Selected excerpt:
—————
St. Maarten/ By Hilbert Haar – United People’s party leader Theo Heyliger attempted in 2001 to blackmail the owner of St. Maarten Tender Services, Bobby Velasquez, with a bogus consultancy contract in the name of Coal Pot Inc., an offshore company established in Tortola in the British Virgin Islands. Heyliger wanted to collect $0.25 for each cruise passenger Tender Services transported in the harbor. Velasquez refused to go along.

This appears from court documents this newspaper has in its possession. The long and bitter fight between St. Maarten Harbor Cruise Facilities NV and the St. Maarten Harbor Holding Company NV versus St. Maarten Tender Services over the introduction of a 1-dollar harbor security fee culminated in a series of court cases in 2008 and 2009.

Tender Services lost the lawsuits. On February 17, 2009, the Court in First Instance ordered the company to pay Cruise Facilities $113,748. In a repair-verdict of March 17, 2009, the court ordered the company to pay even more: $617,013.

Tender Services appealed the verdict, and in his written argument to the Common Court of Justice, its attorney Jairo Bloem outlined on May 5, 2009 the attempt at extortion by Commissioner Heyliger back in 2001.

The user-agreement between Tender Services and the Ports Authority dates back to December 4, 2000, according to the written argument. This newspaper has a copy of the argument in its possession. On July 4, 2001, Commissioner Heyliger made a handwritten modification to the contract, Bloem states. This copy of this document shows indeed handwritten changes, but the signatures on it are from Bobby Velasquez and Rommel Charles, at the time managing director of the St. Maarten Ports Authority. With his signature, Velasquez agreed to pay $0.25 per passenger upon completion of “additional construction” and $500 per month for the “rent of additional office space at the new tender jetty” that would open officially at the end of the month, on July 30, 2001.

So far so good. Then Bloem presented the court with a concept contract between Coal Pot Inc. and Tender Services that would oblige the later party to pay $0.25 per passenger “for so-called consultancy services” to Coal Pot. “What those services include is not stated in the concept contract,” Bloem stated. This newspaper has a copy of the draft contract in its possession.

Based on 1.5 million annual cruise passengers and 60 percent of them using the tender services, such a contract would have been worth $225,000 per year. Numbers obviously change as number of cruise arrivals increase and percentage of tender-use goes up.
—————
Given exercise A:
Quote the part of the article that begins with the words "This appears from" and ends with the words "2008 and 2009.".
The article and the records are separate material.

Data rows:
—————
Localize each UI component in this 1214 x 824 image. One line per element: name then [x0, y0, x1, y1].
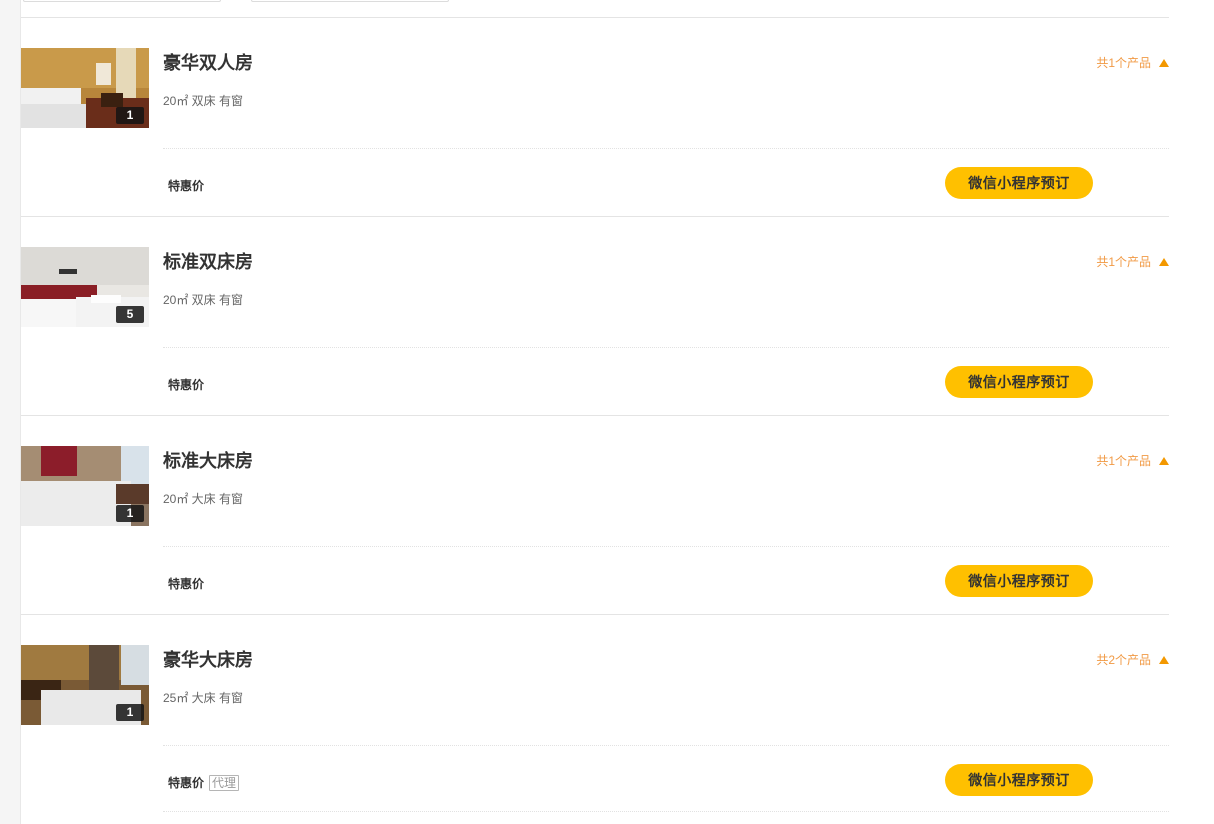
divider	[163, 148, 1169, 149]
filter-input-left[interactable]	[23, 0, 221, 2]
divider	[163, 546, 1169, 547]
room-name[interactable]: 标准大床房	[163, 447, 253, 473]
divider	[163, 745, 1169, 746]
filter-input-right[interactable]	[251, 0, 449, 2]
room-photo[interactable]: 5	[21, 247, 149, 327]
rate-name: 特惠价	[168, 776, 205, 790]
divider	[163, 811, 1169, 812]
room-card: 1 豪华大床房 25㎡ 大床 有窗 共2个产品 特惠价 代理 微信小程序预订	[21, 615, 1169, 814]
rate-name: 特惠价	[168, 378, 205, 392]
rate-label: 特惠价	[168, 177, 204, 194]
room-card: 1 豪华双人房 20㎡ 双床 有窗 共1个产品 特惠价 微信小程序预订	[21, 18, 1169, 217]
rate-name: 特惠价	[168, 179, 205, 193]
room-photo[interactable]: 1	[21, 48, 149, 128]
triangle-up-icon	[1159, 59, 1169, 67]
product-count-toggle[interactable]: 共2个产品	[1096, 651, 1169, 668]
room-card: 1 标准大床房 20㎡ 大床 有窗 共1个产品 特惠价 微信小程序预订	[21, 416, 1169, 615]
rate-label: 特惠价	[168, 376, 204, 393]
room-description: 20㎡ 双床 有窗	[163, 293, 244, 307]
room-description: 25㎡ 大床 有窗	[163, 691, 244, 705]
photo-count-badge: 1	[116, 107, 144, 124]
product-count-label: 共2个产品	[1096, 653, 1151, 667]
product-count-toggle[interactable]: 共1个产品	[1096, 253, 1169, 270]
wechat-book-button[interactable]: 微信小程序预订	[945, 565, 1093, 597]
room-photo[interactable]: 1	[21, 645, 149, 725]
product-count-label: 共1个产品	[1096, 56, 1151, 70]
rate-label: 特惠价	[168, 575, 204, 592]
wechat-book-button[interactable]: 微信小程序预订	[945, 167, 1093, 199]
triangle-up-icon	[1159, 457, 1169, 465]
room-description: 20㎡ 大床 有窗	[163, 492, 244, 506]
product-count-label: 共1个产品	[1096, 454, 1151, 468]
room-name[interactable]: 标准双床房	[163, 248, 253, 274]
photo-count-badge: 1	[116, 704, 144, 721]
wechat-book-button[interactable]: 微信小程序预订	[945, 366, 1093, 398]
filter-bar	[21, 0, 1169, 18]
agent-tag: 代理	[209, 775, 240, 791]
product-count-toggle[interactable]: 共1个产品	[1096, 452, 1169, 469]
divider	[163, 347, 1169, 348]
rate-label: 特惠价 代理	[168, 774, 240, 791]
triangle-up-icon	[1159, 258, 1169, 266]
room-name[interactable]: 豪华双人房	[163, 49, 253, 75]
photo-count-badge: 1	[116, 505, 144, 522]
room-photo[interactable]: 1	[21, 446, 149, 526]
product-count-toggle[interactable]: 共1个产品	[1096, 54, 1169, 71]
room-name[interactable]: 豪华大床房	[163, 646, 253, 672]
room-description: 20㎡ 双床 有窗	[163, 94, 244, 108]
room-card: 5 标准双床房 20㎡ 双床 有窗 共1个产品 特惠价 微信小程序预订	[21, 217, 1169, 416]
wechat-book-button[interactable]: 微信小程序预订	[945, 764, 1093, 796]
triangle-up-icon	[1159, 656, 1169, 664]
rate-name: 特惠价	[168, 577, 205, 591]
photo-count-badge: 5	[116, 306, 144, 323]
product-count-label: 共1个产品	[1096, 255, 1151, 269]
—————
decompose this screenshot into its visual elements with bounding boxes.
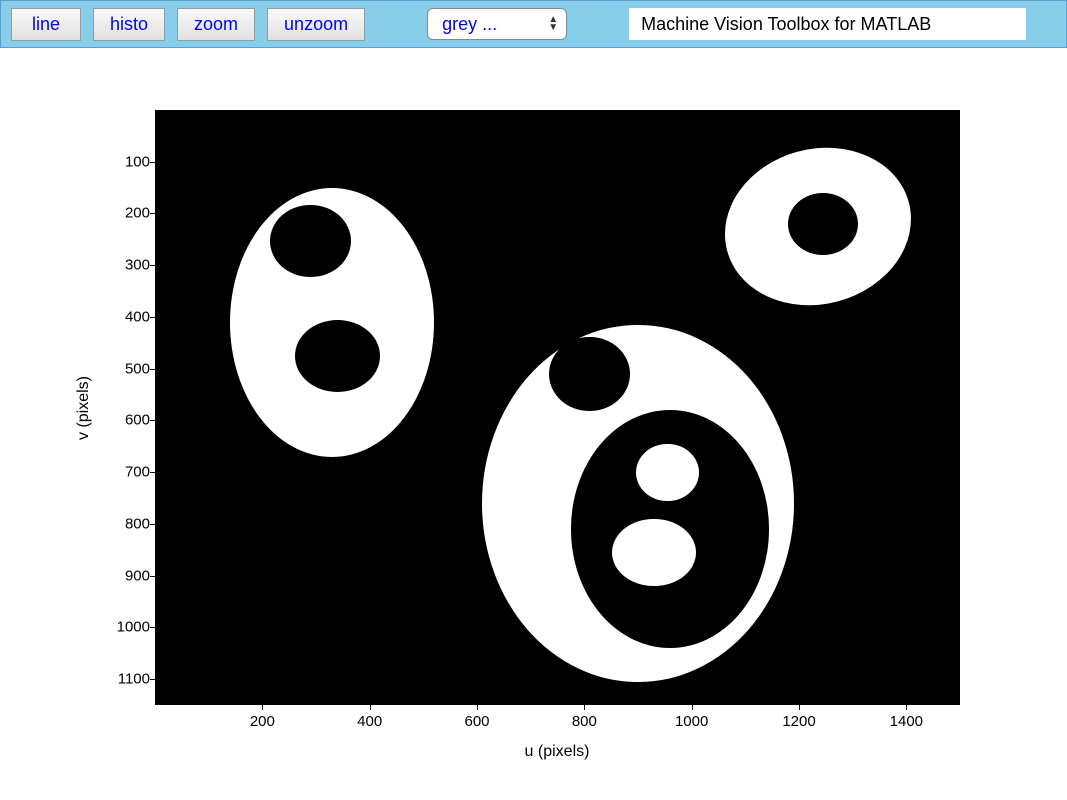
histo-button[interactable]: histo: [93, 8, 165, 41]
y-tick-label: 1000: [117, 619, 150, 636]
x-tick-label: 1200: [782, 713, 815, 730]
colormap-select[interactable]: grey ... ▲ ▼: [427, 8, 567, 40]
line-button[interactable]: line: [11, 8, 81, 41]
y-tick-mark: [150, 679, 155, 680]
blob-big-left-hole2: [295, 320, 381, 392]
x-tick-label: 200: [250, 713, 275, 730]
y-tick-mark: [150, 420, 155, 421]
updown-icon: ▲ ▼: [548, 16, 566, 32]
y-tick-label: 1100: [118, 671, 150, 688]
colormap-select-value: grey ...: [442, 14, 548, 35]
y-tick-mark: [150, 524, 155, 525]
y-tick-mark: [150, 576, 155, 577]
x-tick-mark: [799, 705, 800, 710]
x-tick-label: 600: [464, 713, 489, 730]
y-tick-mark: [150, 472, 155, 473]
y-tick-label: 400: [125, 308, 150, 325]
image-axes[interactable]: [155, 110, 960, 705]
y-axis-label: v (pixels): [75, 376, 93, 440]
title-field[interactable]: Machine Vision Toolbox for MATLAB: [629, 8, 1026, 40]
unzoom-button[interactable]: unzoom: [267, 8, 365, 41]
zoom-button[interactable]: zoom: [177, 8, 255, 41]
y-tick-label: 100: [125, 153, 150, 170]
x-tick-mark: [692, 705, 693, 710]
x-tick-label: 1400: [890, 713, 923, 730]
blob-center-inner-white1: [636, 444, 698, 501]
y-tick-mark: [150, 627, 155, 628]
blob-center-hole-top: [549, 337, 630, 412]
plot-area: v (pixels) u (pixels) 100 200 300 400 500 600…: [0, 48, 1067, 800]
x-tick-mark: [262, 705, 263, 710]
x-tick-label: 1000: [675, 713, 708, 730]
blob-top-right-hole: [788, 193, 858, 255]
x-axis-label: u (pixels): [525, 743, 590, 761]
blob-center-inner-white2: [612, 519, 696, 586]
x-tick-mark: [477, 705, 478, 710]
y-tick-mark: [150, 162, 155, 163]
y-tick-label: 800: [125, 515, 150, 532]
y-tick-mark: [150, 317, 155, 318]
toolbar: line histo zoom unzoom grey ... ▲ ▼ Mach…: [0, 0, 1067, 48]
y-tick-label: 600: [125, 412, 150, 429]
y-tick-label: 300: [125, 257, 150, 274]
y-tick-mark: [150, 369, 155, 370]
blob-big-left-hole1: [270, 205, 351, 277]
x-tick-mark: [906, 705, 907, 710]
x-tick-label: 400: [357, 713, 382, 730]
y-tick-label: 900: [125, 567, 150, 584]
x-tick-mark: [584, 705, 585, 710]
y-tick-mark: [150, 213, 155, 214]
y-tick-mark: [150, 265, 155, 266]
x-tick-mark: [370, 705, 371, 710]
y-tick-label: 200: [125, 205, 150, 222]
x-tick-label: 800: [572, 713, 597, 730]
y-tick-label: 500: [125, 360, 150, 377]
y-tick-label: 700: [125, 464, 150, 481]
—————
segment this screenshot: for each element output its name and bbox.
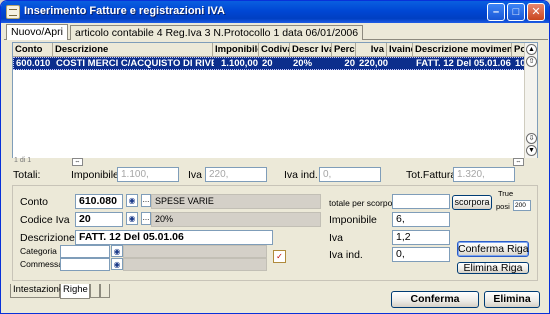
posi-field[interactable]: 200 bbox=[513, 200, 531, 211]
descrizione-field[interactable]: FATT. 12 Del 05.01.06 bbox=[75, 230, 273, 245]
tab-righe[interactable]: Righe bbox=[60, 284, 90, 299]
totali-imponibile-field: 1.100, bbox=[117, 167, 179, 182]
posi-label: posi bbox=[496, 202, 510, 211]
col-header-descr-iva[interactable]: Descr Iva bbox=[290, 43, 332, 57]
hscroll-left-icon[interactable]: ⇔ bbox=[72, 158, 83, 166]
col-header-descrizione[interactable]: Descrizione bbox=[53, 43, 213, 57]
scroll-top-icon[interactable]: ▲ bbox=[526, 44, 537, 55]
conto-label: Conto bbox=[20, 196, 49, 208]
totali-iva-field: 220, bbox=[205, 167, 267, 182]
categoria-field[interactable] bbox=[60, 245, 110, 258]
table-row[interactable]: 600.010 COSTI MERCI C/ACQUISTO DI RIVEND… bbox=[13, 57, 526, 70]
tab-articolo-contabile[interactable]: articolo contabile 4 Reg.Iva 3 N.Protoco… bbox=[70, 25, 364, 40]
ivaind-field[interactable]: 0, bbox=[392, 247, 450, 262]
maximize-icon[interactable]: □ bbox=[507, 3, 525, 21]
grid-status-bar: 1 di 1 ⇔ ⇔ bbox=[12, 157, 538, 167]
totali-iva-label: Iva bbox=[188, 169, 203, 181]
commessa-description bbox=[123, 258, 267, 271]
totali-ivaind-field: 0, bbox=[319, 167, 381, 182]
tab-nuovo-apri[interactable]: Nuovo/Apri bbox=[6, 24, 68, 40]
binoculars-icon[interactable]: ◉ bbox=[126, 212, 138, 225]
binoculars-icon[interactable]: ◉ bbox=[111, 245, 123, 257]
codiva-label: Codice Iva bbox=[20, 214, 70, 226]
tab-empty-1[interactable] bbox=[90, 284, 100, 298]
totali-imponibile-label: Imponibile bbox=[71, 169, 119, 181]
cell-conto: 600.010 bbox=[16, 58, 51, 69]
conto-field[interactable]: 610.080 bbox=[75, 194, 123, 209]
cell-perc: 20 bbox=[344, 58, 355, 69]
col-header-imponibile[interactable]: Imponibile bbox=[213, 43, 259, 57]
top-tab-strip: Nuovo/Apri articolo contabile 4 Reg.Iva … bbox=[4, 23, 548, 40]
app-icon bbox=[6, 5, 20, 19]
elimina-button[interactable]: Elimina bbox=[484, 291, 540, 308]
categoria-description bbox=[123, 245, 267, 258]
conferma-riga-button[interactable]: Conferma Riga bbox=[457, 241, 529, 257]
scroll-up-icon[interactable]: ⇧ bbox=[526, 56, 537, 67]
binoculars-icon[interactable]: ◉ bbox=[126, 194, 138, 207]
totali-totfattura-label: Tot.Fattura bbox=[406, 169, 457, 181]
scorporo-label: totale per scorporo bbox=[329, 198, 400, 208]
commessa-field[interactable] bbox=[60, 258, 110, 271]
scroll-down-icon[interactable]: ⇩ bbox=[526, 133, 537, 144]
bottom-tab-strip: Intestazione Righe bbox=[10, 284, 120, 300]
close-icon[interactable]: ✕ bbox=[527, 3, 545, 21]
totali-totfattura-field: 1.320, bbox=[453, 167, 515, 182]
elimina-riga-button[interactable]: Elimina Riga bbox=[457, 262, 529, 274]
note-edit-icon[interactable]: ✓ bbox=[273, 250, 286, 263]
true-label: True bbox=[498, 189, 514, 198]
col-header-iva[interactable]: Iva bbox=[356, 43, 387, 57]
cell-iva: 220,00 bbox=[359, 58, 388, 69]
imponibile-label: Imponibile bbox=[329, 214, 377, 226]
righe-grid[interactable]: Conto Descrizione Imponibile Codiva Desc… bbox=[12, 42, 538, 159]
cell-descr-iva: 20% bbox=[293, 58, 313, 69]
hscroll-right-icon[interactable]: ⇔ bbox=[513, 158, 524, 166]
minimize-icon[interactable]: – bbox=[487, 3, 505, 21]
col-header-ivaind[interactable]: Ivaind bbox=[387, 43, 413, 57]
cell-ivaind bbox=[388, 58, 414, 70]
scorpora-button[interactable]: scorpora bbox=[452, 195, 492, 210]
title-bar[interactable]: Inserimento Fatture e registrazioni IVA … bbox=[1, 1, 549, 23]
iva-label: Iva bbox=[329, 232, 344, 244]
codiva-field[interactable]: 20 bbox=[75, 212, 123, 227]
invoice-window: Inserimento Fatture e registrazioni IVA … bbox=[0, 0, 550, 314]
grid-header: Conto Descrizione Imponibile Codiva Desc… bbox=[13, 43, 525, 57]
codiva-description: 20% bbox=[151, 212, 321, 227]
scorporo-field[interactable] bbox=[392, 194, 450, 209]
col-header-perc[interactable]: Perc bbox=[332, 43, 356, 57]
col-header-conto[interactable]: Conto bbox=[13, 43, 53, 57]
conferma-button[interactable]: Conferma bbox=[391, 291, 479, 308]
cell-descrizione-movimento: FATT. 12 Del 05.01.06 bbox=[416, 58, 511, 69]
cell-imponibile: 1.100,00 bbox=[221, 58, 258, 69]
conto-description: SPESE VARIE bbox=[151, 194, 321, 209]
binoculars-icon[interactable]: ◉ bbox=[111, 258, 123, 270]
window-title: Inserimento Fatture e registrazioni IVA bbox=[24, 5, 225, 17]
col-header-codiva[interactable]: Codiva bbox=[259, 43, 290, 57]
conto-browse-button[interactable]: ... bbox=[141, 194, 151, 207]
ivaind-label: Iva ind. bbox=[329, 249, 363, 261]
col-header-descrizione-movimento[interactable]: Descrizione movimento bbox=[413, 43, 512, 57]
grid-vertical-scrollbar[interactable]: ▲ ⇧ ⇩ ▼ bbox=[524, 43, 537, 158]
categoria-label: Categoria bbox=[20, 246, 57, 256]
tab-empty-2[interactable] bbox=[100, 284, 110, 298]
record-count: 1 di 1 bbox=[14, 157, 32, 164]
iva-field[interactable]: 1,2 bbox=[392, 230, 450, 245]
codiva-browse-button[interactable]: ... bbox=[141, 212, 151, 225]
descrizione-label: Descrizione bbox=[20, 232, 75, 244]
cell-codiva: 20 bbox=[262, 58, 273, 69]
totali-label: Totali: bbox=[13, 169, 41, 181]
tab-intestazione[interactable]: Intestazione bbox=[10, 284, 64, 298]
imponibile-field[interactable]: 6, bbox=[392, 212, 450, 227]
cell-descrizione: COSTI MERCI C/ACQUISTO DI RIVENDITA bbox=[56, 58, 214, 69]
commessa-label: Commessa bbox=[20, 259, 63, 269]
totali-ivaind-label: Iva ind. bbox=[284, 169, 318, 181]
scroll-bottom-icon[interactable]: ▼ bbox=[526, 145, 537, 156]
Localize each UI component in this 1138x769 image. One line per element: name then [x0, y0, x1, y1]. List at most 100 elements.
—————
Given exercise B:
Please print the lines of the records from the line containing "posi-field[interactable]: 200 bbox=[513, 200, 531, 211]" through the line containing "43, 213, 57]", both included.

Final answer A:
This appears from court documents this newspaper has in its possession. The long and bitter fight between St. Maarten Harbor Cruise Facilities NV and the St. Maarten Harbor Holding Company NV versus St. Maarten Tender Services over the introduction of a 1-dollar harbor security fee culminated in a series of court cases in 2008 and 2009.

Final answer B:
posi-field[interactable]: 200 bbox=[513, 200, 531, 211]
descrizione-field[interactable]: FATT. 12 Del 05.01.06 bbox=[75, 230, 273, 245]
tab-righe[interactable]: Righe bbox=[60, 284, 90, 299]
totali-imponibile-field: 1.100, bbox=[117, 167, 179, 182]
posi-label: posi bbox=[496, 202, 510, 211]
col-header-descr-iva[interactable]: Descr Iva bbox=[290, 43, 332, 57]
hscroll-left-icon[interactable]: ⇔ bbox=[72, 158, 83, 166]
col-header-descrizione[interactable]: Descrizione bbox=[53, 43, 213, 57]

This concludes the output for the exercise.